=== Written request ===
Take the material below and write it all out again exactly.

Records from a data collection:

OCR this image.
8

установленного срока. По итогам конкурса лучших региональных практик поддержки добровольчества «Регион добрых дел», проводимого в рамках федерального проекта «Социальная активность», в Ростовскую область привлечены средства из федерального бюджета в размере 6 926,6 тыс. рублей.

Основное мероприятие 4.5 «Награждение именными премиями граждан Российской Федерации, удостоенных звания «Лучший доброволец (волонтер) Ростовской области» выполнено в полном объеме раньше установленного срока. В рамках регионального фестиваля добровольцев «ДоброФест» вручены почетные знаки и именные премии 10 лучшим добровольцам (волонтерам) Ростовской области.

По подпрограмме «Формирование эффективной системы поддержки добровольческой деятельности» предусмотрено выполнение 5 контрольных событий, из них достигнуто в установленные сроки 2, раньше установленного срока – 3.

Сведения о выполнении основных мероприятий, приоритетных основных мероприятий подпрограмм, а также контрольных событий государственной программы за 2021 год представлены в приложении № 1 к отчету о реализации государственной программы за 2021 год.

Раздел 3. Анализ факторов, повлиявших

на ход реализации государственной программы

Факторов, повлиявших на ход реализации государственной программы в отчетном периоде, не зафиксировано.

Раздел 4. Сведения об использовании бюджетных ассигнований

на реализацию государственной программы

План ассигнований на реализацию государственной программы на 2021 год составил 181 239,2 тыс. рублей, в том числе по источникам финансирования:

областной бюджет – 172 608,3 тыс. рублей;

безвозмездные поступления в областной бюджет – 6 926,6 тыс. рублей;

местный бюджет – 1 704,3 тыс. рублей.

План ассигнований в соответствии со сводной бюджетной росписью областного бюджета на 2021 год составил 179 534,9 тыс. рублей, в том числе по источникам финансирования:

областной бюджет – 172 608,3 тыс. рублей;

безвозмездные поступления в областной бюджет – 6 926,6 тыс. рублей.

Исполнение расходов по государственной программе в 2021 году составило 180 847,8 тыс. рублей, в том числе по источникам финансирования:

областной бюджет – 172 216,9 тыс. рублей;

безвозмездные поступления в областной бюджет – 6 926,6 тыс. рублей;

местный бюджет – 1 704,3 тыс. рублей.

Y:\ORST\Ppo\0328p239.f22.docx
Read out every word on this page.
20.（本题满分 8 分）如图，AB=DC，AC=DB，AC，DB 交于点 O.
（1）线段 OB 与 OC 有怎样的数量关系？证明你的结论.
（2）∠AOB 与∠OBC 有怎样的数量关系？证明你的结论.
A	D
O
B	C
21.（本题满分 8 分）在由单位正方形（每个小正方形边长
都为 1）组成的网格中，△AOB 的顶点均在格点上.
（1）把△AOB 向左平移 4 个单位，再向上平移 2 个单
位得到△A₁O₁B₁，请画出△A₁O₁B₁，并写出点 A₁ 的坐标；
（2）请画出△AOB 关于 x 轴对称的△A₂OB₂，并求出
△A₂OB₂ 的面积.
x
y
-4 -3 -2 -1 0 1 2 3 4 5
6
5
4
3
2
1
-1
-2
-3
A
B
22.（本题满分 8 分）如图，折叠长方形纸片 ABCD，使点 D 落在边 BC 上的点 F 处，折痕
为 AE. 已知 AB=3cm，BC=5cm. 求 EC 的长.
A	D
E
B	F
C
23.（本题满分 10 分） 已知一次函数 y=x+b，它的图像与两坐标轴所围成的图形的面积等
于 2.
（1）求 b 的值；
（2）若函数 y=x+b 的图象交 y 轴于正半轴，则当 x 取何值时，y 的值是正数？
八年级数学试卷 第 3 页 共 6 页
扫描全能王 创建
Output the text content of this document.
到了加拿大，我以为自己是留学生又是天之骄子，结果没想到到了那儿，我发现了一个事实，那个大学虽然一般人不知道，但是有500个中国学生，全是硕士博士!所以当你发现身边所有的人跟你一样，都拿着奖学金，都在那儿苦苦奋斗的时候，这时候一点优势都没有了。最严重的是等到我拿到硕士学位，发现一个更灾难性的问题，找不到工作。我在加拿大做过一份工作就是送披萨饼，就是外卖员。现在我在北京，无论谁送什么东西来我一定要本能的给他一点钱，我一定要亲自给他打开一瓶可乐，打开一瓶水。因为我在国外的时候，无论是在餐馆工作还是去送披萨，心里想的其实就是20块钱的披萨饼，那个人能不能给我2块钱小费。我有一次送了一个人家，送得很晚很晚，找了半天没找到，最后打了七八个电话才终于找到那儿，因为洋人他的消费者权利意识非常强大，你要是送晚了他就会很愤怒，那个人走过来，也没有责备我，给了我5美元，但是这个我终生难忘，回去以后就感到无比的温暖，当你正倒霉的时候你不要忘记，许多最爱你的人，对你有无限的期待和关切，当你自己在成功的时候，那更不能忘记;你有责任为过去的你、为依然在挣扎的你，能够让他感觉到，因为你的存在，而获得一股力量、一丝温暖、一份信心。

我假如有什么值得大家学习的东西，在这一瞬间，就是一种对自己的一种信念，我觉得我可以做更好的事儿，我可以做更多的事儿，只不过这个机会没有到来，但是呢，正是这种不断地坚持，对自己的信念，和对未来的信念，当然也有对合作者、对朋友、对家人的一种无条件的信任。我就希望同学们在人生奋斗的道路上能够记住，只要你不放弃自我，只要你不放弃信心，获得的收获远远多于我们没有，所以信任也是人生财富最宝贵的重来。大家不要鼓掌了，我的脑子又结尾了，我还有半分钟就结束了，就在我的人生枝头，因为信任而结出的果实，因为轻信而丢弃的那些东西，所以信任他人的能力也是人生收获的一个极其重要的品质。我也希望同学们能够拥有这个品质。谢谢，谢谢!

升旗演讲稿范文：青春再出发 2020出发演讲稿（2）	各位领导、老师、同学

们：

=== Answer to this task ===
OCR this image.
8

установленного срока. По итогам конкурса лучших региональных практик поддержки добровольчества «Регион добрых дел», проводимого в рамках федерального проекта «Социальная активность», в Ростовскую область привлечены средства из федерального бюджета в размере 6 926,6 тыс. рублей.

Основное мероприятие 4.5 «Награждение именными премиями граждан Российской Федерации, удостоенных звания «Лучший доброволец (волонтер) Ростовской области» выполнено в полном объеме раньше установленного срока. В рамках регионального фестиваля добровольцев «ДоброФест» вручены почетные знаки и именные премии 10 лучшим добровольцам (волонтерам) Ростовской области.

По подпрограмме «Формирование эффективной системы поддержки добровольческой деятельности» предусмотрено выполнение 5 контрольных событий, из них достигнуто в установленные сроки 2, раньше установленного срока – 3.

Сведения о выполнении основных мероприятий, приоритетных основных мероприятий подпрограмм, а также контрольных событий государственной программы за 2021 год представлены в приложении № 1 к отчету о реализации государственной программы за 2021 год.

Раздел 3. Анализ факторов, повлиявших

на ход реализации государственной программы

Факторов, повлиявших на ход реализации государственной программы в отчетном периоде, не зафиксировано.

Раздел 4. Сведения об использовании бюджетных ассигнований

на реализацию государственной программы

План ассигнований на реализацию государственной программы на 2021 год составил 181 239,2 тыс. рублей, в том числе по источникам финансирования:

областной бюджет – 172 608,3 тыс. рублей;

безвозмездные поступления в областной бюджет – 6 926,6 тыс. рублей;

местный бюджет – 1 704,3 тыс. рублей.

План ассигнований в соответствии со сводной бюджетной росписью областного бюджета на 2021 год составил 179 534,9 тыс. рублей, в том числе по источникам финансирования:

областной бюджет – 172 608,3 тыс. рублей;

безвозмездные поступления в областной бюджет – 6 926,6 тыс. рублей.

Исполнение расходов по государственной программе в 2021 году составило 180 847,8 тыс. рублей, в том числе по источникам финансирования:

областной бюджет – 172 216,9 тыс. рублей;

безвозмездные поступления в областной бюджет – 6 926,6 тыс. рублей;

местный бюджет – 1 704,3 тыс. рублей.

Y:\ORST\Ppo\0328p239.f22.docx
Read out every word on this page.
20.（本题满分 8 分）如图，AB=DC，AC=DB，AC，DB 交于点 O.
（1）线段 OB 与 OC 有怎样的数量关系？证明你的结论.
（2）∠AOB 与∠OBC 有怎样的数量关系？证明你的结论.
A	D
O
B	C
21.（本题满分 8 分）在由单位正方形（每个小正方形边长
都为 1）组成的网格中，△AOB 的顶点均在格点上.
（1）把△AOB 向左平移 4 个单位，再向上平移 2 个单
位得到△A₁O₁B₁，请画出△A₁O₁B₁，并写出点 A₁ 的坐标；
（2）请画出△AOB 关于 x 轴对称的△A₂OB₂，并求出
△A₂OB₂ 的面积.
x
y
-4 -3 -2 -1 0 1 2 3 4 5
6
5
4
3
2
1
-1
-2
-3
A
B
22.（本题满分 8 分）如图，折叠长方形纸片 ABCD，使点 D 落在边 BC 上的点 F 处，折痕
为 AE. 已知 AB=3cm，BC=5cm. 求 EC 的长.
A	D
E
B	F
C
23.（本题满分 10 分） 已知一次函数 y=x+b，它的图像与两坐标轴所围成的图形的面积等
于 2.
（1）求 b 的值；
（2）若函数 y=x+b 的图象交 y 轴于正半轴，则当 x 取何值时，y 的值是正数？
八年级数学试卷 第 3 页 共 6 页
扫描全能王 创建
Output the text content of this document.
到了加拿大，我以为自己是留学生又是天之骄子，结果没想到到了那儿，我发现了一个事实，那个大学虽然一般人不知道，但是有500个中国学生，全是硕士博士!所以当你发现身边所有的人跟你一样，都拿着奖学金，都在那儿苦苦奋斗的时候，这时候一点优势都没有了。最严重的是等到我拿到硕士学位，发现一个更灾难性的问题，找不到工作。我在加拿大做过一份工作就是送披萨饼，就是外卖员。现在我在北京，无论谁送什么东西来我一定要本能的给他一点钱，我一定要亲自给他打开一瓶可乐，打开一瓶水。因为我在国外的时候，无论是在餐馆工作还是去送披萨，心里想的其实就是20块钱的披萨饼，那个人能不能给我2块钱小费。我有一次送了一个人家，送得很晚很晚，找了半天没找到，最后打了七八个电话才终于找到那儿，因为洋人他的消费者权利意识非常强大，你要是送晚了他就会很愤怒，那个人走过来，也没有责备我，给了我5美元，但是这个我终生难忘，回去以后就感到无比的温暖，当你正倒霉的时候你不要忘记，许多最爱你的人，对你有无限的期待和关切，当你自己在成功的时候，那更不能忘记;你有责任为过去的你、为依然在挣扎的你，能够让他感觉到，因为你的存在，而获得一股力量、一丝温暖、一份信心。

我假如有什么值得大家学习的东西，在这一瞬间，就是一种对自己的一种信念，我觉得我可以做更好的事儿，我可以做更多的事儿，只不过这个机会没有到来，但是呢，正是这种不断地坚持，对自己的信念，和对未来的信念，当然也有对合作者、对朋友、对家人的一种无条件的信任。我就希望同学们在人生奋斗的道路上能够记住，只要你不放弃自我，只要你不放弃信心，获得的收获远远多于我们没有，所以信任也是人生财富最宝贵的重来。大家不要鼓掌了，我的脑子又结尾了，我还有半分钟就结束了，就在我的人生枝头，因为信任而结出的果实，因为轻信而丢弃的那些东西，所以信任他人的能力也是人生收获的一个极其重要的品质。我也希望同学们能够拥有这个品质。谢谢，谢谢!

升旗演讲稿范文：青春再出发 2020出发演讲稿（2）	各位领导、老师、同学

们：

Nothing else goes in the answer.